*Listed records*.

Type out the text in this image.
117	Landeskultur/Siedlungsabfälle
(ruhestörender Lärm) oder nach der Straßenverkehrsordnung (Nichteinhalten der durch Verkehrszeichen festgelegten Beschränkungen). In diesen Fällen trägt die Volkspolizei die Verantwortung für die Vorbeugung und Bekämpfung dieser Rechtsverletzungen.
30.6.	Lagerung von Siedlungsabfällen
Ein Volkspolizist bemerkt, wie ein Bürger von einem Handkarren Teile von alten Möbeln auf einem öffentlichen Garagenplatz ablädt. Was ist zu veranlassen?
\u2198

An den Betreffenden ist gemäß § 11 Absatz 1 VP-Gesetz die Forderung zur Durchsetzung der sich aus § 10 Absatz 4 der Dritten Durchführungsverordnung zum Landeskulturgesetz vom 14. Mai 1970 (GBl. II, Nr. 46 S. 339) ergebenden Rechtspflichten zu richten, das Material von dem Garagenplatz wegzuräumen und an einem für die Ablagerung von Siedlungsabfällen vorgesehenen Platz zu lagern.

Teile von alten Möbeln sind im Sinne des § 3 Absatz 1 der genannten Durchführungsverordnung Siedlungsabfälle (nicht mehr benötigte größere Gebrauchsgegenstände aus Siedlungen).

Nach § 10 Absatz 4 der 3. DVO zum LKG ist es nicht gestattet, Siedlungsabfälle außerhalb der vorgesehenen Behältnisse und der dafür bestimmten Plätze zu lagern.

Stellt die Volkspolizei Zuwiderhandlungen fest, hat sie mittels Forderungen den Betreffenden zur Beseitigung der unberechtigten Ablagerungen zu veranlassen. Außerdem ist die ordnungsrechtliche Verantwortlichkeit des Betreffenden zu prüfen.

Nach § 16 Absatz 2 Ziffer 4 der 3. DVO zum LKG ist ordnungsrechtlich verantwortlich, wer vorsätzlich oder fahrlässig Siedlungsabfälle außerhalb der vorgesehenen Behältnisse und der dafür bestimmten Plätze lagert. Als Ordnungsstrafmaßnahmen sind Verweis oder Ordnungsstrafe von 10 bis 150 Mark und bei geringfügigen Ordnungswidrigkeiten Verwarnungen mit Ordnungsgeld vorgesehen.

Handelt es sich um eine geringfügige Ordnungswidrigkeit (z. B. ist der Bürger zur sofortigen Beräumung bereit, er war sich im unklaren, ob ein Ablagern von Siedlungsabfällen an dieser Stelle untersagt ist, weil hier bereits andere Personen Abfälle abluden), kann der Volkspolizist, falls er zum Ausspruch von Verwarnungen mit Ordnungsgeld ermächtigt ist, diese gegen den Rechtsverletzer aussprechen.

*Problem statement*. Produce an exact copy of all the records.

*Result of this task*.
Type out the text in this image.
117	Landeskultur/Siedlungsabfälle
(ruhestörender Lärm) oder nach der Straßenverkehrsordnung (Nichteinhalten der durch Verkehrszeichen festgelegten Beschränkungen). In diesen Fällen trägt die Volkspolizei die Verantwortung für die Vorbeugung und Bekämpfung dieser Rechtsverletzungen.
30.6.	Lagerung von Siedlungsabfällen
Ein Volkspolizist bemerkt, wie ein Bürger von einem Handkarren Teile von alten Möbeln auf einem öffentlichen Garagenplatz ablädt. Was ist zu veranlassen?
\u2198

An den Betreffenden ist gemäß § 11 Absatz 1 VP-Gesetz die Forderung zur Durchsetzung der sich aus § 10 Absatz 4 der Dritten Durchführungsverordnung zum Landeskulturgesetz vom 14. Mai 1970 (GBl. II, Nr. 46 S. 339) ergebenden Rechtspflichten zu richten, das Material von dem Garagenplatz wegzuräumen und an einem für die Ablagerung von Siedlungsabfällen vorgesehenen Platz zu lagern.

Teile von alten Möbeln sind im Sinne des § 3 Absatz 1 der genannten Durchführungsverordnung Siedlungsabfälle (nicht mehr benötigte größere Gebrauchsgegenstände aus Siedlungen).

Nach § 10 Absatz 4 der 3. DVO zum LKG ist es nicht gestattet, Siedlungsabfälle außerhalb der vorgesehenen Behältnisse und der dafür bestimmten Plätze zu lagern.

Stellt die Volkspolizei Zuwiderhandlungen fest, hat sie mittels Forderungen den Betreffenden zur Beseitigung der unberechtigten Ablagerungen zu veranlassen. Außerdem ist die ordnungsrechtliche Verantwortlichkeit des Betreffenden zu prüfen.

Nach § 16 Absatz 2 Ziffer 4 der 3. DVO zum LKG ist ordnungsrechtlich verantwortlich, wer vorsätzlich oder fahrlässig Siedlungsabfälle außerhalb der vorgesehenen Behältnisse und der dafür bestimmten Plätze lagert. Als Ordnungsstrafmaßnahmen sind Verweis oder Ordnungsstrafe von 10 bis 150 Mark und bei geringfügigen Ordnungswidrigkeiten Verwarnungen mit Ordnungsgeld vorgesehen.

Handelt es sich um eine geringfügige Ordnungswidrigkeit (z. B. ist der Bürger zur sofortigen Beräumung bereit, er war sich im unklaren, ob ein Ablagern von Siedlungsabfällen an dieser Stelle untersagt ist, weil hier bereits andere Personen Abfälle abluden), kann der Volkspolizist, falls er zum Ausspruch von Verwarnungen mit Ordnungsgeld ermächtigt ist, diese gegen den Rechtsverletzer aussprechen.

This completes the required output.